● **Task directions**
An exact copy of the records is required, minus the pictures they hold.

Some records:
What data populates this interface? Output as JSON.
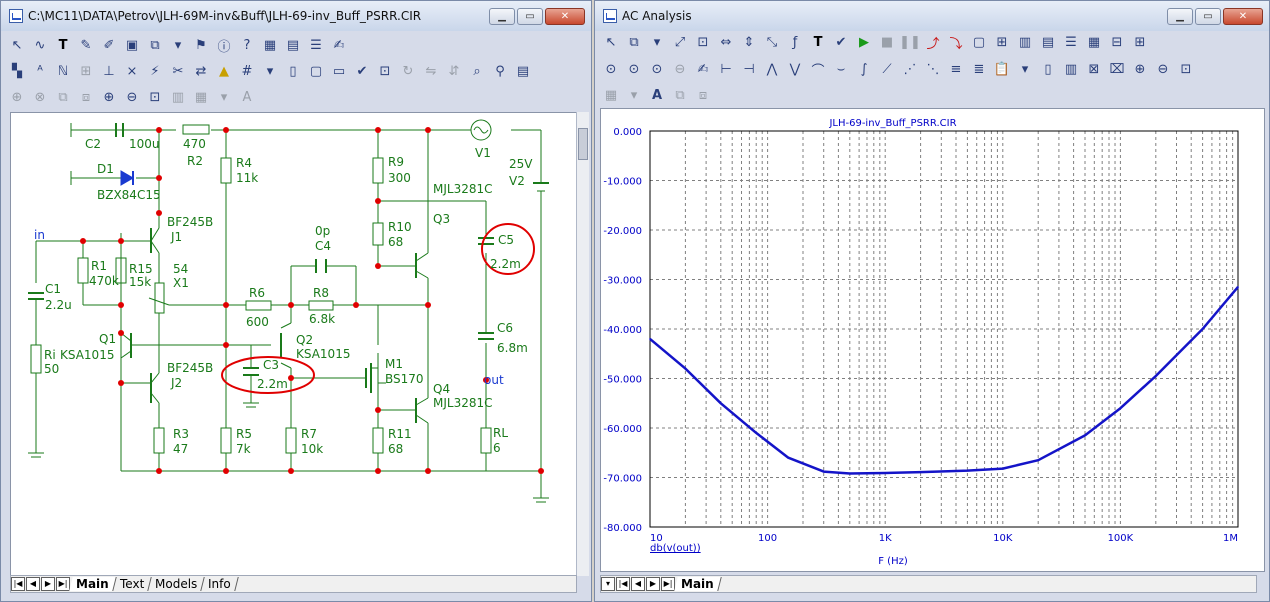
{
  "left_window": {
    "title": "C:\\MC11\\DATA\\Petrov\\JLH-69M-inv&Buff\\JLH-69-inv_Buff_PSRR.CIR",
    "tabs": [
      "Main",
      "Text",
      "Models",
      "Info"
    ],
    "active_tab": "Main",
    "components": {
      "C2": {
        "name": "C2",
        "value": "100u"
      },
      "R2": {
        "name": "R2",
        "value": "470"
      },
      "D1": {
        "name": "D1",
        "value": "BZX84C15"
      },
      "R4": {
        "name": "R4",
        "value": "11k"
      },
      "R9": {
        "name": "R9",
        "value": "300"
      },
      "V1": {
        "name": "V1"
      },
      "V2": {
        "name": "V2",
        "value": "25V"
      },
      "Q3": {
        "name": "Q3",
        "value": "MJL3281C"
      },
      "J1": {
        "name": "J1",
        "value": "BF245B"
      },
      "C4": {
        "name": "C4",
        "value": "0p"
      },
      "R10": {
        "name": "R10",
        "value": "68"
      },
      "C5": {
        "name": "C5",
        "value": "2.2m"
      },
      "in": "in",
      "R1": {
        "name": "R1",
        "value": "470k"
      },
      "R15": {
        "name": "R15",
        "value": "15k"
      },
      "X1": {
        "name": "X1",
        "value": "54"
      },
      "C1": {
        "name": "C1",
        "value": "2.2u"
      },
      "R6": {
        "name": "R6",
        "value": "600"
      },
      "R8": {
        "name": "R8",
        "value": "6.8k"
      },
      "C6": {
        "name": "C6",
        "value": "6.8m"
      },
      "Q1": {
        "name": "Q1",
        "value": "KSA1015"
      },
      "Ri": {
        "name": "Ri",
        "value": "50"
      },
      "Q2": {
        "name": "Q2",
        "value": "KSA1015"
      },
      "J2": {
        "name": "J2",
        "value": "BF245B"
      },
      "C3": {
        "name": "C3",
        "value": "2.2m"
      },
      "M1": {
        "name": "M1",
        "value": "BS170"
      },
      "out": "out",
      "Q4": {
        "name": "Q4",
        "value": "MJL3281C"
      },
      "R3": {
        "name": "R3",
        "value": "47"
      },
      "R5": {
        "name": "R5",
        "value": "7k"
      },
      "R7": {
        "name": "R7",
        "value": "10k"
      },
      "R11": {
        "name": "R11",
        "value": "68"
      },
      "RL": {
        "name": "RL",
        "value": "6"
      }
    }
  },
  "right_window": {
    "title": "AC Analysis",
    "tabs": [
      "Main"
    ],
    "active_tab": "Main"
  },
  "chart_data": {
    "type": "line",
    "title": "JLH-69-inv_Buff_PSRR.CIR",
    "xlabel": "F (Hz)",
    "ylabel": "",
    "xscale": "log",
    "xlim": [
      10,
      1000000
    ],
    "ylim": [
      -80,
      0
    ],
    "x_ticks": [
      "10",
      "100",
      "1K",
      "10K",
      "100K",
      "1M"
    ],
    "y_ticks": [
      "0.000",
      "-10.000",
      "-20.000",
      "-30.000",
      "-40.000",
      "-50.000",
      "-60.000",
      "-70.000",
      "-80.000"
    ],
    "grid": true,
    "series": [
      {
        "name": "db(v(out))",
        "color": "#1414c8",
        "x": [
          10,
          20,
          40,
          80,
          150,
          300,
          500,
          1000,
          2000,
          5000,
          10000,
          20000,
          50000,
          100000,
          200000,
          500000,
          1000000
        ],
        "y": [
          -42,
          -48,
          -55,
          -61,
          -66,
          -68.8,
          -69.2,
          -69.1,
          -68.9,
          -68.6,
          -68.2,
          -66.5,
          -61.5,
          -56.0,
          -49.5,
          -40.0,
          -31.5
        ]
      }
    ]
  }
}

● **Result for this task**
What data populates this interface? Output as JSON.
{
  "left_window": {
    "title": "C:\\MC11\\DATA\\Petrov\\JLH-69M-inv&Buff\\JLH-69-inv_Buff_PSRR.CIR",
    "tabs": [
      "Main",
      "Text",
      "Models",
      "Info"
    ],
    "active_tab": "Main",
    "components": {
      "C2": {
        "name": "C2",
        "value": "100u"
      },
      "R2": {
        "name": "R2",
        "value": "470"
      },
      "D1": {
        "name": "D1",
        "value": "BZX84C15"
      },
      "R4": {
        "name": "R4",
        "value": "11k"
      },
      "R9": {
        "name": "R9",
        "value": "300"
      },
      "V1": {
        "name": "V1"
      },
      "V2": {
        "name": "V2",
        "value": "25V"
      },
      "Q3": {
        "name": "Q3",
        "value": "MJL3281C"
      },
      "J1": {
        "name": "J1",
        "value": "BF245B"
      },
      "C4": {
        "name": "C4",
        "value": "0p"
      },
      "R10": {
        "name": "R10",
        "value": "68"
      },
      "C5": {
        "name": "C5",
        "value": "2.2m"
      },
      "in": "in",
      "R1": {
        "name": "R1",
        "value": "470k"
      },
      "R15": {
        "name": "R15",
        "value": "15k"
      },
      "X1": {
        "name": "X1",
        "value": "54"
      },
      "C1": {
        "name": "C1",
        "value": "2.2u"
      },
      "R6": {
        "name": "R6",
        "value": "600"
      },
      "R8": {
        "name": "R8",
        "value": "6.8k"
      },
      "C6": {
        "name": "C6",
        "value": "6.8m"
      },
      "Q1": {
        "name": "Q1",
        "value": "KSA1015"
      },
      "Ri": {
        "name": "Ri",
        "value": "50"
      },
      "Q2": {
        "name": "Q2",
        "value": "KSA1015"
      },
      "J2": {
        "name": "J2",
        "value": "BF245B"
      },
      "C3": {
        "name": "C3",
        "value": "2.2m"
      },
      "M1": {
        "name": "M1",
        "value": "BS170"
      },
      "out": "out",
      "Q4": {
        "name": "Q4",
        "value": "MJL3281C"
      },
      "R3": {
        "name": "R3",
        "value": "47"
      },
      "R5": {
        "name": "R5",
        "value": "7k"
      },
      "R7": {
        "name": "R7",
        "value": "10k"
      },
      "R11": {
        "name": "R11",
        "value": "68"
      },
      "RL": {
        "name": "RL",
        "value": "6"
      }
    }
  },
  "right_window": {
    "title": "AC Analysis",
    "tabs": [
      "Main"
    ],
    "active_tab": "Main"
  },
  "chart_data": {
    "type": "line",
    "title": "JLH-69-inv_Buff_PSRR.CIR",
    "xlabel": "F (Hz)",
    "ylabel": "",
    "xscale": "log",
    "xlim": [
      10,
      1000000
    ],
    "ylim": [
      -80,
      0
    ],
    "x_ticks": [
      "10",
      "100",
      "1K",
      "10K",
      "100K",
      "1M"
    ],
    "y_ticks": [
      "0.000",
      "-10.000",
      "-20.000",
      "-30.000",
      "-40.000",
      "-50.000",
      "-60.000",
      "-70.000",
      "-80.000"
    ],
    "grid": true,
    "series": [
      {
        "name": "db(v(out))",
        "color": "#1414c8",
        "x": [
          10,
          20,
          40,
          80,
          150,
          300,
          500,
          1000,
          2000,
          5000,
          10000,
          20000,
          50000,
          100000,
          200000,
          500000,
          1000000
        ],
        "y": [
          -42,
          -48,
          -55,
          -61,
          -66,
          -68.8,
          -69.2,
          -69.1,
          -68.9,
          -68.6,
          -68.2,
          -66.5,
          -61.5,
          -56.0,
          -49.5,
          -40.0,
          -31.5
        ]
      }
    ]
  }
}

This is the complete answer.